[Data records]

┏━━

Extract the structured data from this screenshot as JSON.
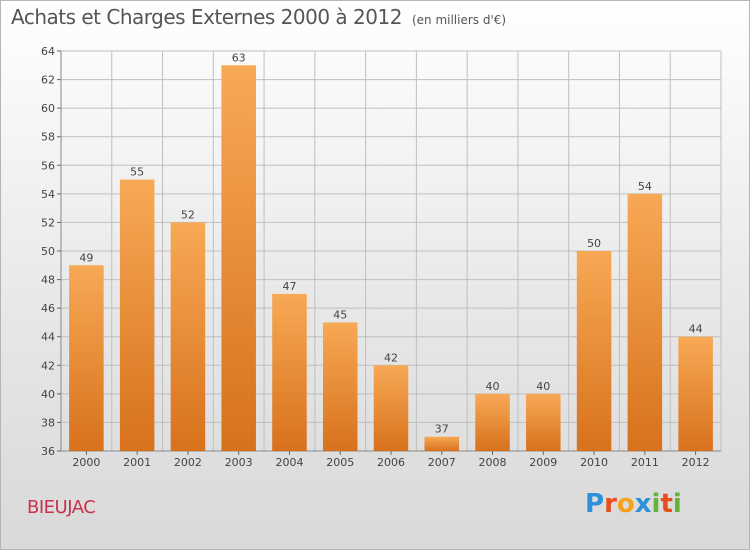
{
  "title": "Achats et Charges Externes 2000 à 2012",
  "subtitle": "(en milliers d'€)",
  "commune": "BIEUJAC",
  "logo": {
    "text": "Proxiti",
    "letters": [
      "P",
      "r",
      "o",
      "x",
      "i",
      "t",
      "i"
    ],
    "colors": [
      "#2f8fd8",
      "#e84e1b",
      "#f4a21d",
      "#2f8fd8",
      "#63b33a",
      "#e84e1b",
      "#63b33a"
    ]
  },
  "colors": {
    "bar_top": "#f7a955",
    "bar_bottom": "#d8711c",
    "grid": "#bfbfbf",
    "axis_text": "#444444"
  },
  "chart_data": {
    "type": "bar",
    "title": "Achats et Charges Externes 2000 à 2012",
    "subtitle": "(en milliers d'€)",
    "categories": [
      "2000",
      "2001",
      "2002",
      "2003",
      "2004",
      "2005",
      "2006",
      "2007",
      "2008",
      "2009",
      "2010",
      "2011",
      "2012"
    ],
    "values": [
      49,
      55,
      52,
      63,
      47,
      45,
      42,
      37,
      40,
      40,
      50,
      54,
      44
    ],
    "ylim": [
      36,
      64
    ],
    "yticks": [
      36,
      38,
      40,
      42,
      44,
      46,
      48,
      50,
      52,
      54,
      56,
      58,
      60,
      62,
      64
    ],
    "grid": true,
    "legend": "none"
  }
}
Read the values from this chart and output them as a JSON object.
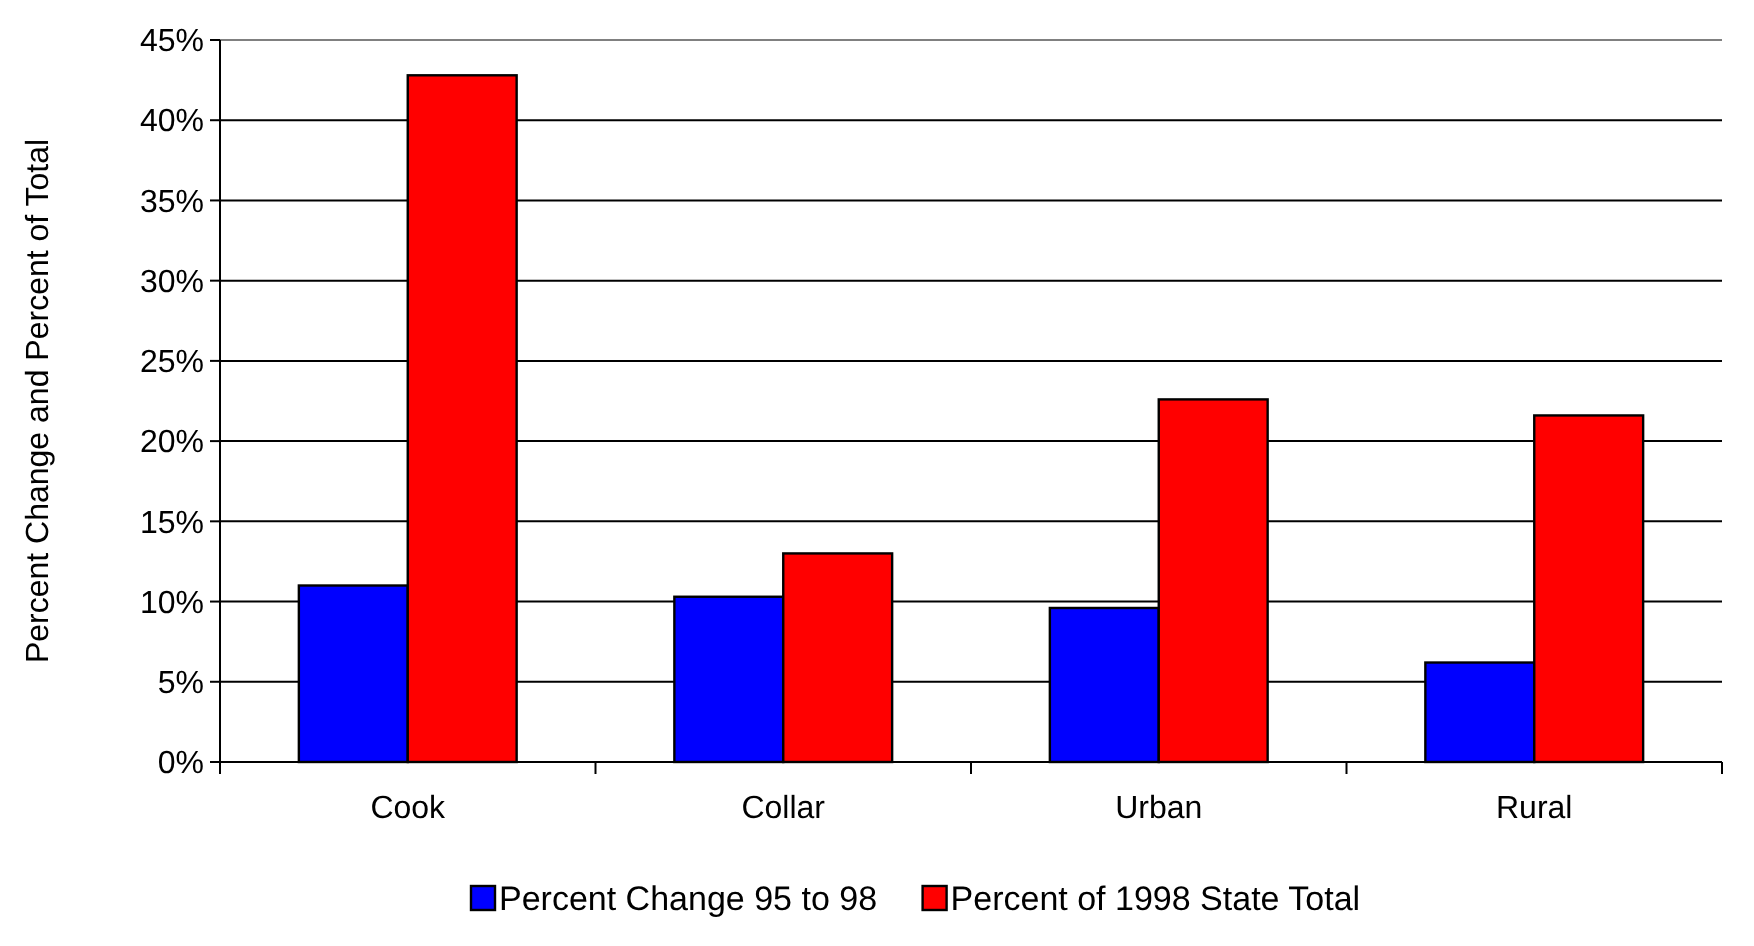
{
  "chart_data": {
    "type": "bar",
    "ylabel": "Percent Change and Percent of Total",
    "categories": [
      "Cook",
      "Collar",
      "Urban",
      "Rural"
    ],
    "series": [
      {
        "name": "Percent Change 95 to 98",
        "color": "#0000ff",
        "values": [
          11.0,
          10.3,
          9.6,
          6.2
        ]
      },
      {
        "name": "Percent of 1998 State Total",
        "color": "#ff0000",
        "values": [
          42.8,
          13.0,
          22.6,
          21.6
        ]
      }
    ],
    "ylim": [
      0,
      45
    ],
    "yticks": [
      {
        "value": 0,
        "label": "0%"
      },
      {
        "value": 5,
        "label": "5%"
      },
      {
        "value": 10,
        "label": "10%"
      },
      {
        "value": 15,
        "label": "15%"
      },
      {
        "value": 20,
        "label": "20%"
      },
      {
        "value": 25,
        "label": "25%"
      },
      {
        "value": 30,
        "label": "30%"
      },
      {
        "value": 35,
        "label": "35%"
      },
      {
        "value": 40,
        "label": "40%"
      },
      {
        "value": 45,
        "label": "45%"
      }
    ],
    "grid": "y",
    "legend": "bottom"
  }
}
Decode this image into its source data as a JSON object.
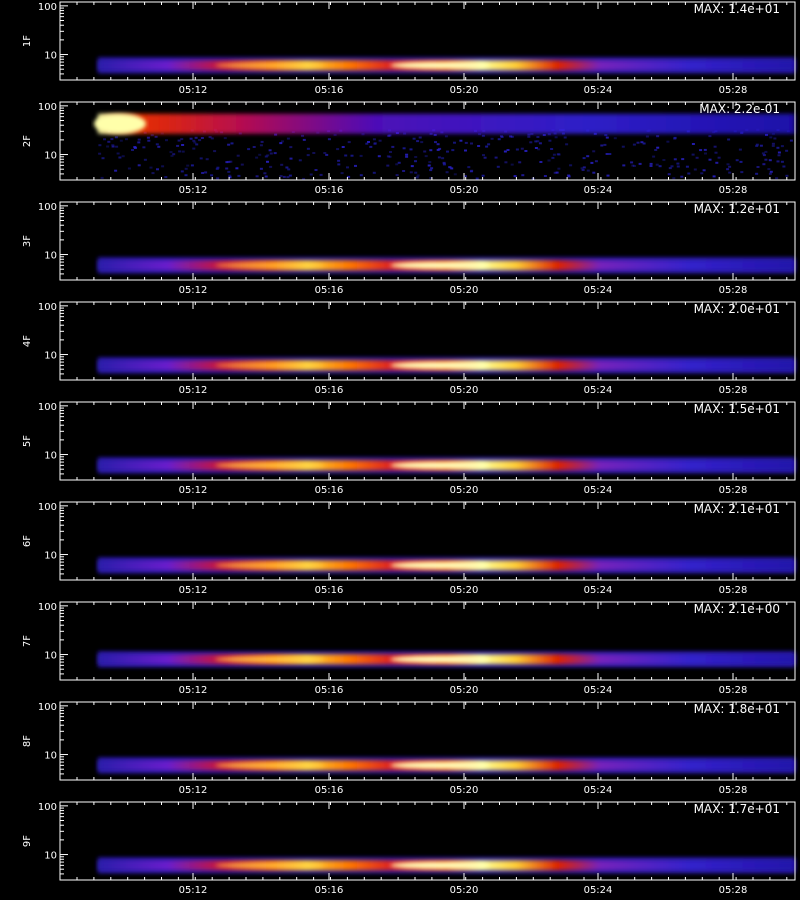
{
  "chart_data": {
    "type": "heatmap",
    "x_ticks": [
      "05:12",
      "05:16",
      "05:20",
      "05:24",
      "05:28"
    ],
    "y_ticks": [
      "10",
      "100"
    ],
    "x_axis_title": "",
    "panels": [
      {
        "label": "1F",
        "max_label": "MAX: 1.4e+01",
        "max_value": 14,
        "shape": "band",
        "hot": [
          0.6,
          1.0
        ],
        "band_level": 6
      },
      {
        "label": "2F",
        "max_label": "MAX: 2.2e-01",
        "max_value": 0.22,
        "shape": "burst",
        "hot": [
          1.0,
          0.3
        ],
        "band_level": 45
      },
      {
        "label": "3F",
        "max_label": "MAX: 1.2e+01",
        "max_value": 12,
        "shape": "band",
        "hot": [
          0.55,
          1.0
        ],
        "band_level": 6
      },
      {
        "label": "4F",
        "max_label": "MAX: 2.0e+01",
        "max_value": 20,
        "shape": "band",
        "hot": [
          0.5,
          1.0
        ],
        "band_level": 6
      },
      {
        "label": "5F",
        "max_label": "MAX: 1.5e+01",
        "max_value": 15,
        "shape": "band",
        "hot": [
          0.7,
          1.0
        ],
        "band_level": 6
      },
      {
        "label": "6F",
        "max_label": "MAX: 2.1e+01",
        "max_value": 21,
        "shape": "band",
        "hot": [
          0.6,
          1.0
        ],
        "band_level": 6
      },
      {
        "label": "7F",
        "max_label": "MAX: 2.1e+00",
        "max_value": 2.1,
        "shape": "band",
        "hot": [
          0.75,
          1.0
        ],
        "band_level": 8
      },
      {
        "label": "8F",
        "max_label": "MAX: 1.8e+01",
        "max_value": 18,
        "shape": "band",
        "hot": [
          0.7,
          1.0
        ],
        "band_level": 6
      },
      {
        "label": "9F",
        "max_label": "MAX: 1.7e+01",
        "max_value": 17,
        "shape": "band",
        "hot": [
          0.65,
          1.0
        ],
        "band_level": 6
      }
    ]
  }
}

┗━━

§ PROBLEM REQUIREMENTS
Each record must be quoted in full and exactly. Do not include the pictures.

§ WRITTEN RESPONSE
Extract the structured data from this screenshot as JSON.
{
  "title": "Achats et Charges Externes 2000 à 2012",
  "subtitle": "(en milliers d'€)",
  "commune": "BIEUJAC",
  "logo": {
    "text": "Proxiti",
    "letters": [
      "P",
      "r",
      "o",
      "x",
      "i",
      "t",
      "i"
    ],
    "colors": [
      "#2f8fd8",
      "#e84e1b",
      "#f4a21d",
      "#2f8fd8",
      "#63b33a",
      "#e84e1b",
      "#63b33a"
    ]
  },
  "colors": {
    "bar_top": "#f7a955",
    "bar_bottom": "#d8711c",
    "grid": "#bfbfbf",
    "axis_text": "#444444"
  },
  "chart_data": {
    "type": "bar",
    "title": "Achats et Charges Externes 2000 à 2012",
    "subtitle": "(en milliers d'€)",
    "categories": [
      "2000",
      "2001",
      "2002",
      "2003",
      "2004",
      "2005",
      "2006",
      "2007",
      "2008",
      "2009",
      "2010",
      "2011",
      "2012"
    ],
    "values": [
      49,
      55,
      52,
      63,
      47,
      45,
      42,
      37,
      40,
      40,
      50,
      54,
      44
    ],
    "ylim": [
      36,
      64
    ],
    "yticks": [
      36,
      38,
      40,
      42,
      44,
      46,
      48,
      50,
      52,
      54,
      56,
      58,
      60,
      62,
      64
    ],
    "grid": true,
    "legend": "none"
  }
}
Read the values from this chart and output them as a JSON object.
{
  "chart_data": {
    "type": "bar",
    "ylabel": "Percent Change and Percent of Total",
    "categories": [
      "Cook",
      "Collar",
      "Urban",
      "Rural"
    ],
    "series": [
      {
        "name": "Percent Change 95 to 98",
        "color": "#0000ff",
        "values": [
          11.0,
          10.3,
          9.6,
          6.2
        ]
      },
      {
        "name": "Percent of 1998 State Total",
        "color": "#ff0000",
        "values": [
          42.8,
          13.0,
          22.6,
          21.6
        ]
      }
    ],
    "ylim": [
      0,
      45
    ],
    "yticks": [
      {
        "value": 0,
        "label": "0%"
      },
      {
        "value": 5,
        "label": "5%"
      },
      {
        "value": 10,
        "label": "10%"
      },
      {
        "value": 15,
        "label": "15%"
      },
      {
        "value": 20,
        "label": "20%"
      },
      {
        "value": 25,
        "label": "25%"
      },
      {
        "value": 30,
        "label": "30%"
      },
      {
        "value": 35,
        "label": "35%"
      },
      {
        "value": 40,
        "label": "40%"
      },
      {
        "value": 45,
        "label": "45%"
      }
    ],
    "grid": "y",
    "legend": "bottom"
  }
}
Decode this image into its source data as a JSON object.
{
  "chart_data": {
    "type": "heatmap",
    "x_ticks": [
      "05:12",
      "05:16",
      "05:20",
      "05:24",
      "05:28"
    ],
    "y_ticks": [
      "10",
      "100"
    ],
    "x_axis_title": "",
    "panels": [
      {
        "label": "1F",
        "max_label": "MAX: 1.4e+01",
        "max_value": 14,
        "shape": "band",
        "hot": [
          0.6,
          1.0
        ],
        "band_level": 6
      },
      {
        "label": "2F",
        "max_label": "MAX: 2.2e-01",
        "max_value": 0.22,
        "shape": "burst",
        "hot": [
          1.0,
          0.3
        ],
        "band_level": 45
      },
      {
        "label": "3F",
        "max_label": "MAX: 1.2e+01",
        "max_value": 12,
        "shape": "band",
        "hot": [
          0.55,
          1.0
        ],
        "band_level": 6
      },
      {
        "label": "4F",
        "max_label": "MAX: 2.0e+01",
        "max_value": 20,
        "shape": "band",
        "hot": [
          0.5,
          1.0
        ],
        "band_level": 6
      },
      {
        "label": "5F",
        "max_label": "MAX: 1.5e+01",
        "max_value": 15,
        "shape": "band",
        "hot": [
          0.7,
          1.0
        ],
        "band_level": 6
      },
      {
        "label": "6F",
        "max_label": "MAX: 2.1e+01",
        "max_value": 21,
        "shape": "band",
        "hot": [
          0.6,
          1.0
        ],
        "band_level": 6
      },
      {
        "label": "7F",
        "max_label": "MAX: 2.1e+00",
        "max_value": 2.1,
        "shape": "band",
        "hot": [
          0.75,
          1.0
        ],
        "band_level": 8
      },
      {
        "label": "8F",
        "max_label": "MAX: 1.8e+01",
        "max_value": 18,
        "shape": "band",
        "hot": [
          0.7,
          1.0
        ],
        "band_level": 6
      },
      {
        "label": "9F",
        "max_label": "MAX: 1.7e+01",
        "max_value": 17,
        "shape": "band",
        "hot": [
          0.65,
          1.0
        ],
        "band_level": 6
      }
    ]
  }
}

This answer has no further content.